WHAT YOU HAVE TO DO:
Tally every line of the listing where the string "Projects" is found, and state the total alone.

Stored data
▼
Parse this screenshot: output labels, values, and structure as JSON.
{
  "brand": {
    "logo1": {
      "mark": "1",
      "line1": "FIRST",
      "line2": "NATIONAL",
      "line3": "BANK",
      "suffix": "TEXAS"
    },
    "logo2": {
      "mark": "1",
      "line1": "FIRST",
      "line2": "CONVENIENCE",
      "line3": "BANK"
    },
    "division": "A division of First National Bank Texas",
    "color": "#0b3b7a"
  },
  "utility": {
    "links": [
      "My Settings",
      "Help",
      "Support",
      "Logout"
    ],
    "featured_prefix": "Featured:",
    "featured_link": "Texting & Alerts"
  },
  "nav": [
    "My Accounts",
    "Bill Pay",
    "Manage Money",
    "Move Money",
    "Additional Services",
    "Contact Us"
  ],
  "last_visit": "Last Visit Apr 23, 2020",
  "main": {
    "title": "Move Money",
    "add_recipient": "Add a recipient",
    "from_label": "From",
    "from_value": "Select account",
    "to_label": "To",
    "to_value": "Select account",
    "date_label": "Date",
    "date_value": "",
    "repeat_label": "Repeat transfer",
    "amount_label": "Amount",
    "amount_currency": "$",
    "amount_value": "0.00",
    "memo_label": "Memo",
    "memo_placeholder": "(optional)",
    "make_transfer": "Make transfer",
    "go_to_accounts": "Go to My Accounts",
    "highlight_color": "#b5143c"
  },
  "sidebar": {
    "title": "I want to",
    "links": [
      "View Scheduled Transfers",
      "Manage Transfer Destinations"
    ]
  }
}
▲
▼
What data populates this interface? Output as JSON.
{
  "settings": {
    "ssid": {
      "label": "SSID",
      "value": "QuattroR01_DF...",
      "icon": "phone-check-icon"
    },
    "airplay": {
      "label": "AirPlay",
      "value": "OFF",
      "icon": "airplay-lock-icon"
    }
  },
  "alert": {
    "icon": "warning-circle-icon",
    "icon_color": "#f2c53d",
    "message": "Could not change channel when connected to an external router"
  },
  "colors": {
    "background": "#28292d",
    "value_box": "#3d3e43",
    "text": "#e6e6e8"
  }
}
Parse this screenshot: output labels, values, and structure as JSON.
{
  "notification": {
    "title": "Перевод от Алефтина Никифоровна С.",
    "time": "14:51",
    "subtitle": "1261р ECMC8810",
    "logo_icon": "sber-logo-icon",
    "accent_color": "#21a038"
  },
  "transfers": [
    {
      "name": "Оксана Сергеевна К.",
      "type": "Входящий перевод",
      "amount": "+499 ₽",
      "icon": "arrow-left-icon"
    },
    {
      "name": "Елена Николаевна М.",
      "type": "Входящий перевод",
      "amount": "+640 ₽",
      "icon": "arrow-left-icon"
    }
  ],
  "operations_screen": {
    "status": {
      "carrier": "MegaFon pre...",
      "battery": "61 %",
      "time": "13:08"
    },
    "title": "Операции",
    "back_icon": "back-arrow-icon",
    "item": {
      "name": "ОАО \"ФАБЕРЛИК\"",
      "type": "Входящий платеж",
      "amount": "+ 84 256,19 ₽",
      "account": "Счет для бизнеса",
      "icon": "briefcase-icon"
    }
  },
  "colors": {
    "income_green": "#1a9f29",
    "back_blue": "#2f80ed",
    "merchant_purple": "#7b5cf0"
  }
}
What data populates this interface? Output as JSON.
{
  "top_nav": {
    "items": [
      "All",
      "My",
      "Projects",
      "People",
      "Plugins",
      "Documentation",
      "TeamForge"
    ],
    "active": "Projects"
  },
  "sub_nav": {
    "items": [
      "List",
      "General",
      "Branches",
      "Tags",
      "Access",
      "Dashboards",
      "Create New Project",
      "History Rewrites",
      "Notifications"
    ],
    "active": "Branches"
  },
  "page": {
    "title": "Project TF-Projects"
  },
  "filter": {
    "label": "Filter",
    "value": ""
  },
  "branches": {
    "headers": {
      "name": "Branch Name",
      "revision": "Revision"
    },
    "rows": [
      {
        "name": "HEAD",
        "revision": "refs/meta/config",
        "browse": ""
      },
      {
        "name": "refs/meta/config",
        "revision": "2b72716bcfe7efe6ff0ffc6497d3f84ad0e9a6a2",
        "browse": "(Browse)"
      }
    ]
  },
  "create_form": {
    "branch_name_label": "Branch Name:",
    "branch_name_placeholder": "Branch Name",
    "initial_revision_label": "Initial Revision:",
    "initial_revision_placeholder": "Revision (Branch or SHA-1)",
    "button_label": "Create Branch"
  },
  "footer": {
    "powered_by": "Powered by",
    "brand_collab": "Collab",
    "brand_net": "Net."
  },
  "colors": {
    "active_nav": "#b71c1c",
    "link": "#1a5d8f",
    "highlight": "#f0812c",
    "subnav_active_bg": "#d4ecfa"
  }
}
▲
THE RESULT:
3